Copy the lines below without any changes, starting at the line that contains "leo-ai-icon[interactable]: ✦: [1201, 64, 1221, 84]" and ending with the line that contains "adidas-logo-icon: ✿: [1103, 687, 1111, 697]", both included.

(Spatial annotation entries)
--

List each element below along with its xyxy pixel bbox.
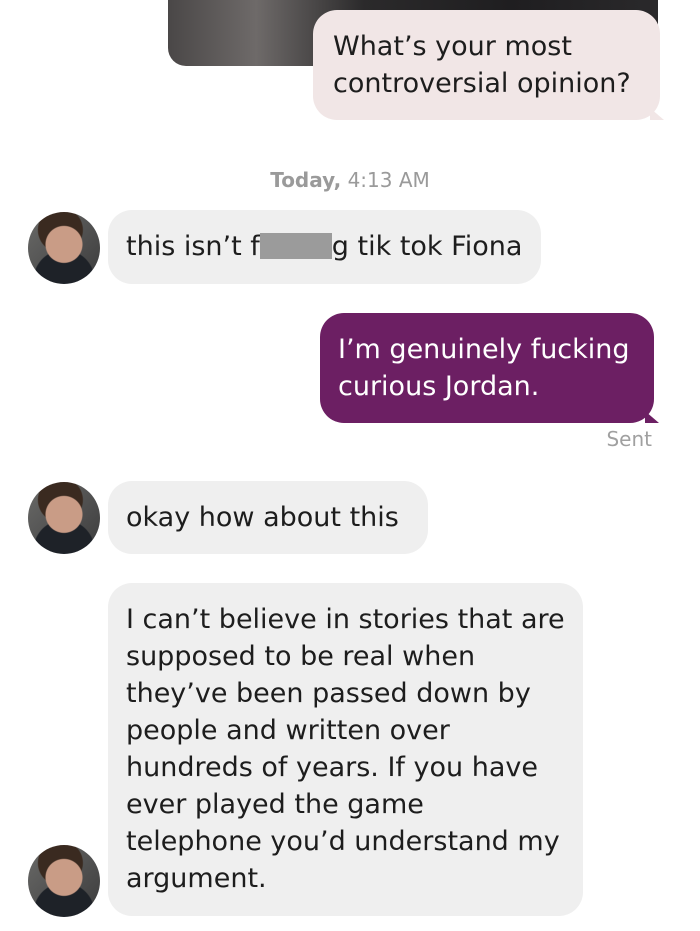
bubble-tail bbox=[650, 108, 664, 120]
avatar[interactable] bbox=[28, 482, 100, 554]
incoming-message-bubble[interactable]: okay how about this bbox=[108, 481, 428, 554]
message-timestamp: Today, 4:13 AM bbox=[0, 168, 700, 192]
bubble-tail bbox=[645, 411, 659, 423]
outgoing-message-bubble[interactable]: What’s your most controversial opinion? bbox=[313, 10, 660, 120]
outgoing-message-bubble[interactable]: I’m genuinely fucking curious Jordan. bbox=[320, 313, 654, 423]
chat-screen: What’s your most controversial opinion? … bbox=[0, 0, 700, 931]
message-text: I can’t believe in stories that are supp… bbox=[126, 604, 565, 894]
avatar[interactable] bbox=[28, 845, 100, 917]
avatar[interactable] bbox=[28, 212, 100, 284]
message-text: What’s your most controversial opinion? bbox=[333, 31, 631, 99]
timestamp-time: 4:13 AM bbox=[347, 168, 430, 192]
message-text: I’m genuinely fucking curious Jordan. bbox=[338, 334, 630, 402]
timestamp-day: Today, bbox=[270, 168, 342, 192]
incoming-message-bubble[interactable]: this isn’t f g tik tok Fiona bbox=[108, 210, 541, 284]
delivery-status: Sent bbox=[606, 427, 652, 451]
message-text: okay how about this bbox=[126, 502, 399, 533]
message-text-part: this isn’t f bbox=[126, 231, 260, 262]
censor-block-icon bbox=[259, 233, 332, 259]
incoming-message-bubble[interactable]: I can’t believe in stories that are supp… bbox=[108, 583, 583, 916]
message-text-part: g tik tok Fiona bbox=[331, 231, 523, 262]
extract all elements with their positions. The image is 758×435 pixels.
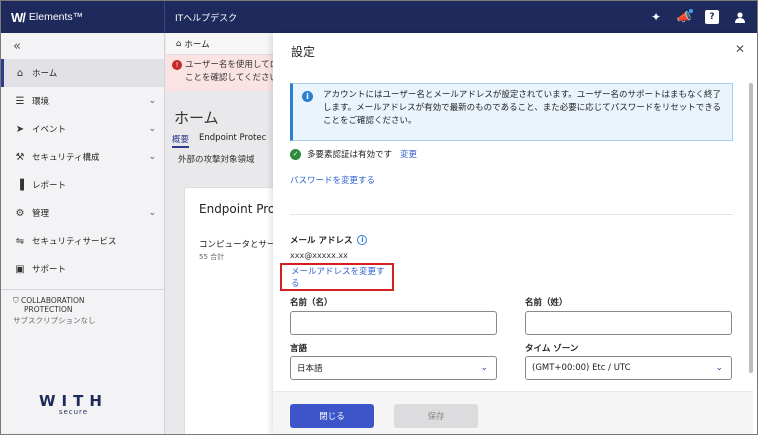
email-change-highlight: メールアドレスを変更する bbox=[280, 263, 394, 291]
sidebar-item-home[interactable]: ⌂ ホーム bbox=[1, 59, 164, 87]
chevron-down-icon: ⌄ bbox=[715, 363, 723, 373]
card-subtitle: コンピュータとサー bbox=[199, 240, 273, 250]
settings-panel: 設定 ✕ i アカウントにはユーザー名とメールアドレスが設定されています。ユーザ… bbox=[273, 33, 757, 434]
gear-icon: ⚙ bbox=[15, 207, 25, 219]
sidebar-item-support[interactable]: ▣ サポート bbox=[1, 255, 164, 283]
help-icon[interactable]: ? bbox=[705, 10, 719, 24]
card-count: 55 合計 bbox=[199, 253, 225, 261]
mfa-text: 多要素認証は有効です bbox=[307, 150, 393, 160]
alert-line-1: ユーザー名を使用してロ bbox=[185, 60, 273, 70]
language-select[interactable]: 日本語 ⌄ bbox=[290, 356, 497, 380]
top-icons: ✦ 📣 ? bbox=[649, 9, 757, 24]
tab-endpoint[interactable]: Endpoint Protec bbox=[199, 133, 266, 148]
info-icon: i bbox=[302, 91, 313, 102]
megaphone-icon[interactable]: 📣 bbox=[677, 9, 693, 24]
user-icon[interactable] bbox=[733, 10, 747, 24]
sidebar-item-label: ホーム bbox=[32, 69, 58, 79]
error-icon: ! bbox=[172, 60, 182, 70]
subtab-attack-surface[interactable]: 外部の攻撃対象領域 bbox=[178, 153, 255, 165]
chevron-down-icon: ⌄ bbox=[148, 152, 156, 162]
sidebar-item-management[interactable]: ⚙ 管理 ⌄ bbox=[1, 199, 164, 227]
collapse-sidebar-icon[interactable]: « bbox=[1, 33, 164, 59]
first-name-input[interactable] bbox=[290, 311, 497, 335]
collaboration-protection[interactable]: ⛉ COLLABORATION PROTECTION サブスクリプションなし bbox=[1, 289, 164, 332]
sidebar-item-security-services[interactable]: ⇋ セキュリティサービス bbox=[1, 227, 164, 255]
sidebar-item-reports[interactable]: ▐ レポート bbox=[1, 171, 164, 199]
timezone-select[interactable]: (GMT+00:00) Etc / UTC ⌄ bbox=[525, 356, 732, 380]
list-icon: ☰ bbox=[15, 95, 25, 107]
brand-name: Elements™ bbox=[28, 11, 84, 23]
last-name-label: 名前（姓） bbox=[525, 298, 568, 308]
brand[interactable]: W/ Elements™ bbox=[1, 1, 165, 33]
organization-name[interactable]: ITヘルプデスク bbox=[165, 11, 649, 24]
endpoint-card: Endpoint Pro コンピュータとサー 55 合計 bbox=[184, 187, 273, 434]
support-icon: ▣ bbox=[15, 263, 25, 275]
collab-title-1: COLLABORATION bbox=[21, 296, 85, 305]
sidebar-item-events[interactable]: ➤ イベント ⌄ bbox=[1, 115, 164, 143]
timezone-label: タイム ゾーン bbox=[525, 344, 579, 354]
first-name-label: 名前（名） bbox=[290, 298, 333, 308]
timezone-value: (GMT+00:00) Etc / UTC bbox=[532, 363, 631, 373]
panel-footer: 閉じる 保存 bbox=[273, 391, 753, 434]
top-bar: W/ Elements™ ITヘルプデスク ✦ 📣 ? bbox=[1, 1, 757, 33]
change-email-link[interactable]: メールアドレスを変更する bbox=[291, 265, 392, 289]
bar-chart-icon: ▐ bbox=[16, 179, 24, 191]
email-label: メール アドレス i bbox=[290, 234, 368, 246]
chevron-down-icon: ⌄ bbox=[480, 363, 488, 373]
chevron-down-icon: ⌄ bbox=[148, 208, 156, 218]
scrollbar[interactable] bbox=[749, 83, 753, 373]
tab-overview[interactable]: 概要 bbox=[172, 133, 190, 148]
breadcrumb-home: ホーム bbox=[184, 39, 210, 50]
sidebar-item-label: セキュリティサービス bbox=[32, 237, 117, 247]
change-password-link[interactable]: パスワードを変更する bbox=[290, 174, 375, 186]
page-title: ホーム bbox=[174, 109, 219, 127]
sidebar-item-label: 環境 bbox=[32, 97, 50, 107]
breadcrumb[interactable]: ⌂ ホーム bbox=[166, 33, 273, 55]
error-banner: !ユーザー名を使用してロ ことを確認してください。 bbox=[166, 55, 273, 91]
check-circle-icon: ✓ bbox=[290, 148, 301, 160]
sidebar-item-label: サポート bbox=[32, 265, 67, 275]
home-icon: ⌂ bbox=[176, 38, 182, 49]
close-icon[interactable]: ✕ bbox=[735, 42, 745, 56]
alert-line-2: ことを確認してください。 bbox=[185, 73, 273, 83]
email-value: xxx@xxxxx.xx bbox=[290, 251, 348, 260]
info-text: アカウントにはユーザー名とメールアドレスが設定されています。ユーザー名のサポート… bbox=[323, 90, 722, 126]
panel-title: 設定 bbox=[291, 45, 316, 59]
sidebar-item-label: セキュリティ構成 bbox=[32, 153, 100, 163]
event-icon: ➤ bbox=[15, 123, 25, 135]
chevron-down-icon: ⌄ bbox=[148, 124, 156, 134]
withsecure-footer-logo: WITH secure bbox=[39, 392, 108, 416]
collab-subscription: サブスクリプションなし bbox=[13, 316, 96, 325]
chevron-down-icon: ⌄ bbox=[148, 96, 156, 106]
language-label: 言語 bbox=[290, 344, 308, 354]
sidebar-item-security-config[interactable]: ⚒ セキュリティ構成 ⌄ bbox=[1, 143, 164, 171]
tools-icon: ⚒ bbox=[15, 151, 25, 163]
divider bbox=[290, 214, 733, 215]
main-content: ⌂ ホーム !ユーザー名を使用してロ ことを確認してください。 ホーム 概要 E… bbox=[166, 33, 273, 434]
sidebar-item-label: レポート bbox=[32, 181, 67, 191]
email-label-text: メール アドレス bbox=[290, 236, 353, 246]
sparkle-icon[interactable]: ✦ bbox=[649, 10, 663, 24]
services-icon: ⇋ bbox=[15, 235, 25, 247]
language-value: 日本語 bbox=[297, 364, 323, 374]
last-name-input[interactable] bbox=[525, 311, 732, 335]
close-button[interactable]: 閉じる bbox=[290, 404, 374, 428]
sidebar: « ⌂ ホーム ☰ 環境 ⌄ ➤ イベント ⌄ ⚒ セキュリティ構成 ⌄ ▐ レ… bbox=[1, 33, 165, 434]
collab-title-2: PROTECTION bbox=[24, 305, 73, 314]
sidebar-item-environment[interactable]: ☰ 環境 ⌄ bbox=[1, 87, 164, 115]
tabs: 概要 Endpoint Protec bbox=[172, 133, 266, 148]
card-title: Endpoint Pro bbox=[199, 202, 273, 216]
mfa-change-link[interactable]: 変更 bbox=[400, 148, 417, 160]
info-icon[interactable]: i bbox=[357, 235, 368, 245]
shield-icon: ⛉ bbox=[13, 296, 22, 305]
save-button[interactable]: 保存 bbox=[394, 404, 478, 428]
withsecure-logo-icon: W/ bbox=[11, 9, 26, 25]
sidebar-item-label: 管理 bbox=[32, 209, 50, 219]
home-icon: ⌂ bbox=[16, 67, 24, 79]
info-banner: i アカウントにはユーザー名とメールアドレスが設定されています。ユーザー名のサポ… bbox=[290, 83, 733, 141]
sidebar-item-label: イベント bbox=[32, 125, 67, 135]
mfa-status: ✓ 多要素認証は有効です 変更 bbox=[290, 148, 417, 160]
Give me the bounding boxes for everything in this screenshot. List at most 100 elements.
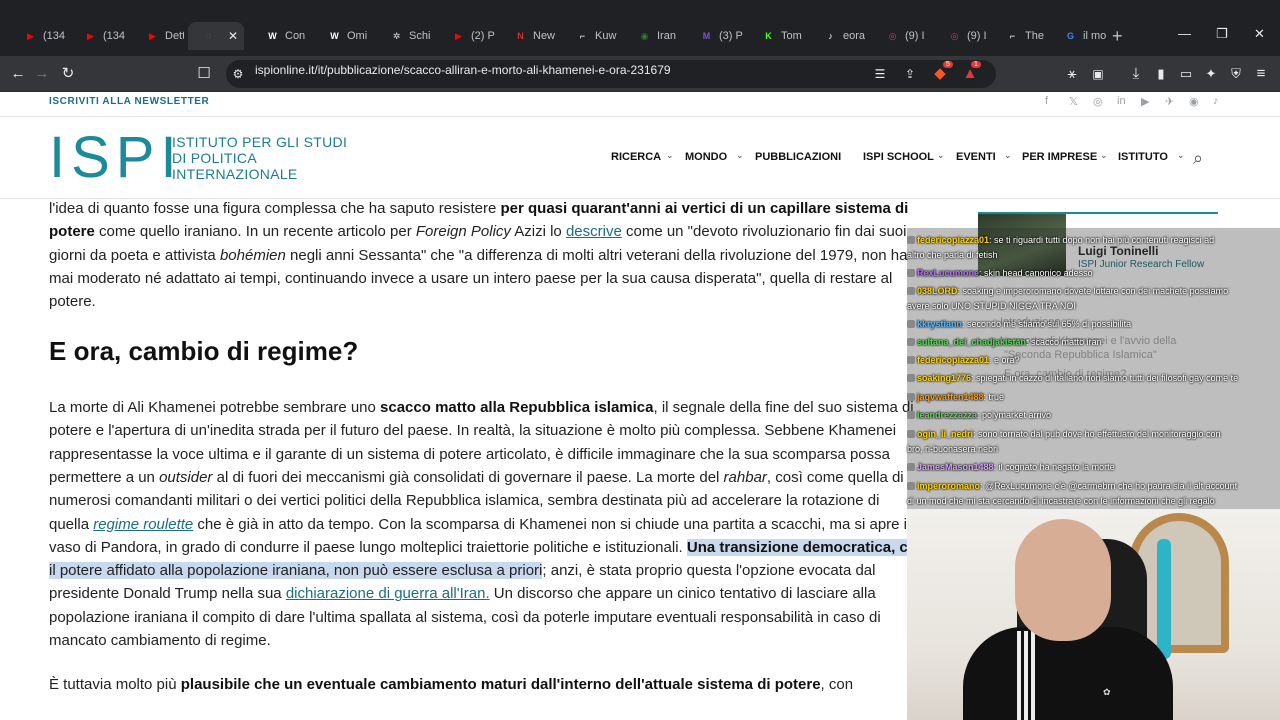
leo-ai-icon[interactable]: ✦: [1201, 64, 1221, 84]
nav-item-per-imprese[interactable]: PER IMPRESE: [1022, 151, 1097, 163]
chat-message: leandrezzazza: polymarket arrivo: [907, 410, 1051, 420]
chat-username: ogin_li_nedri: [917, 429, 974, 439]
tab[interactable]: M (3) P: [686, 22, 744, 50]
forward-icon[interactable]: →: [32, 64, 52, 84]
chat-message: soaking1776: spiegati in cazzo di italia…: [907, 373, 1238, 383]
reader-mode-icon[interactable]: ☰: [870, 64, 890, 84]
tab[interactable]: N New: [500, 22, 556, 50]
chevron-down-icon[interactable]: ⌄: [666, 150, 674, 161]
tab[interactable]: K Tom: [748, 22, 804, 50]
adidas-logo-icon: ✿: [1103, 687, 1111, 697]
chat-message: 038LORD: soaking e imperoromano dovete l…: [907, 286, 1228, 296]
share-icon[interactable]: ⇪: [900, 64, 920, 84]
nav-item-mondo[interactable]: MONDO: [685, 151, 727, 163]
tab[interactable]: ◉ Iran: [624, 22, 680, 50]
text-run: presidente Donald Trump nella sua: [49, 585, 286, 603]
tab[interactable]: ⌐ Kuw: [562, 22, 618, 50]
chat-text: : se ti riguardi tutti dopo non hai più …: [989, 235, 1215, 245]
tab[interactable]: ⌐ The: [992, 22, 1048, 50]
chevron-down-icon[interactable]: ⌄: [1177, 150, 1185, 161]
text-run: rahbar: [723, 468, 767, 486]
youtube-icon: ▶: [455, 30, 462, 41]
tab[interactable]: ✲ Schi: [376, 22, 432, 50]
article-link[interactable]: descrive: [566, 223, 622, 240]
ispi-logo[interactable]: ISPI: [49, 129, 183, 187]
newsletter-link[interactable]: ISCRIVITI ALLA NEWSLETTER: [49, 96, 209, 107]
youtube-icon[interactable]: ▶: [1141, 95, 1149, 108]
text-run: numerosi comandanti militari o dei verti…: [49, 492, 880, 510]
extensions-icon[interactable]: ⚹: [1062, 64, 1082, 84]
tab[interactable]: W Omi: [314, 22, 370, 50]
tab[interactable]: ◎ (9) I: [934, 22, 990, 50]
nav-item-pubblicazioni[interactable]: PUBBLICAZIONI: [755, 151, 841, 163]
article-line: vaso di Pandora, in grado di condurre il…: [49, 538, 927, 556]
jacket-stripe: [1017, 631, 1021, 720]
chat-text: : true: [983, 392, 1005, 402]
tab[interactable]: ♪ eora: [810, 22, 866, 50]
youtube-icon: ▶: [87, 30, 94, 41]
text-run: quella: [49, 515, 94, 533]
maximize-icon[interactable]: ❐: [1216, 26, 1228, 42]
minimize-icon[interactable]: —: [1178, 26, 1191, 41]
tab[interactable]: ▶ Dett: [132, 22, 184, 50]
tab[interactable]: ◌ ✕: [188, 22, 244, 50]
back-icon[interactable]: ←: [8, 64, 28, 84]
rewards-badge: 1: [971, 61, 981, 68]
article-link[interactable]: regime roulette: [93, 516, 193, 533]
text-run: , con: [820, 676, 854, 693]
article-line: quella regime roulette che è già in atto…: [49, 516, 910, 533]
tab[interactable]: ▶ (2) P: [438, 22, 496, 50]
telegram-icon[interactable]: ✈: [1165, 95, 1174, 108]
close-window-icon[interactable]: ✕: [1254, 26, 1265, 42]
chevron-down-icon[interactable]: ⌄: [937, 150, 945, 161]
tab[interactable]: Gil mo: [1050, 22, 1108, 50]
text-run: popolazione iraniana il compito di dare …: [49, 608, 881, 626]
nav-item-ispi-school[interactable]: ISPI SCHOOL: [863, 151, 934, 163]
mail-icon: M: [702, 30, 711, 41]
site-info-icon[interactable]: ⚙: [228, 64, 248, 84]
tab[interactable]: ▶ (134: [70, 22, 128, 50]
nav-item-ricerca[interactable]: RICERCA: [611, 151, 661, 163]
kick-icon: K: [765, 30, 772, 41]
download-icon[interactable]: ⤓: [1126, 64, 1146, 84]
chat-text: : sono tornato dal pub dove ho effettuat…: [973, 429, 1221, 439]
search-icon[interactable]: ⌕: [1193, 148, 1203, 169]
close-tab-icon[interactable]: ✕: [228, 29, 238, 43]
chat-message: altro che parla di fetish: [907, 250, 998, 260]
article-link[interactable]: dichiarazione di guerra all'Iran.: [286, 585, 490, 602]
instagram-icon[interactable]: ◎: [1093, 95, 1103, 108]
chat-message: jaqvwaffen1488: true: [907, 392, 1004, 402]
article-line: potere.: [49, 293, 96, 310]
url-text[interactable]: ispionline.it/it/pubblicazione/scacco-al…: [255, 63, 671, 77]
menu-icon[interactable]: ≡: [1251, 64, 1271, 84]
tab[interactable]: W Con: [252, 22, 308, 50]
article-line: potere e l'apertura di un'inedita strada…: [49, 422, 896, 439]
new-tab-button[interactable]: +: [1112, 26, 1123, 47]
facebook-icon[interactable]: f: [1045, 95, 1048, 107]
vpn-icon[interactable]: ⛨: [1226, 64, 1246, 84]
chevron-down-icon[interactable]: ⌄: [1100, 150, 1108, 161]
chat-username: imperoromano: [917, 481, 981, 491]
wallet-icon[interactable]: ▭: [1176, 64, 1196, 84]
whatsapp-icon[interactable]: ◉: [1189, 95, 1199, 108]
tab[interactable]: ▶ (134: [10, 22, 68, 50]
tab[interactable]: ◎ (9) I: [872, 22, 928, 50]
x-icon[interactable]: 𝕏: [1069, 95, 1078, 108]
tab-label: Iran: [657, 30, 676, 42]
chat-username: sultana_del_chadjakistan: [917, 337, 1027, 347]
chat-badge-icon: [907, 287, 915, 295]
chat-text: : e ora?: [989, 355, 1020, 365]
youtube-icon: ▶: [27, 30, 34, 41]
screenshot-icon[interactable]: ▣: [1088, 64, 1108, 84]
nav-item-istituto[interactable]: ISTITUTO: [1118, 151, 1168, 163]
reload-icon[interactable]: ↻: [58, 64, 78, 84]
nav-item-eventi[interactable]: EVENTI: [956, 151, 996, 163]
sidebar-icon[interactable]: ▮: [1151, 64, 1171, 84]
chat-username: kkrystiann: [917, 319, 963, 329]
tiktok-icon[interactable]: ♪: [1213, 95, 1219, 107]
chevron-down-icon[interactable]: ⌄: [736, 150, 744, 161]
chevron-down-icon[interactable]: ⌄: [1004, 150, 1012, 161]
linkedin-icon[interactable]: in: [1117, 95, 1126, 107]
tab-strip: ▶ (134 ▶ (134 ▶ Dett ◌ ✕ W Con W Omi ✲ Schi ▶ (2) P N New…: [0, 0, 1280, 56]
bookmark-icon[interactable]: ☐: [194, 64, 214, 84]
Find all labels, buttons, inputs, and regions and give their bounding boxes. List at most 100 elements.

--

• _Solution_
leo-ai-icon[interactable]: ✦: [1201, 64, 1221, 84]
nav-item-per-imprese[interactable]: PER IMPRESE: [1022, 151, 1097, 163]
chat-message: leandrezzazza: polymarket arrivo: [907, 410, 1051, 420]
chat-username: ogin_li_nedri: [917, 429, 974, 439]
tab[interactable]: M (3) P: [686, 22, 744, 50]
forward-icon[interactable]: →: [32, 64, 52, 84]
chat-message: soaking1776: spiegati in cazzo di italia…: [907, 373, 1238, 383]
reader-mode-icon[interactable]: ☰: [870, 64, 890, 84]
tab[interactable]: N New: [500, 22, 556, 50]
chevron-down-icon[interactable]: ⌄: [666, 150, 674, 161]
tab[interactable]: K Tom: [748, 22, 804, 50]
adidas-logo-icon: ✿: [1103, 687, 1111, 697]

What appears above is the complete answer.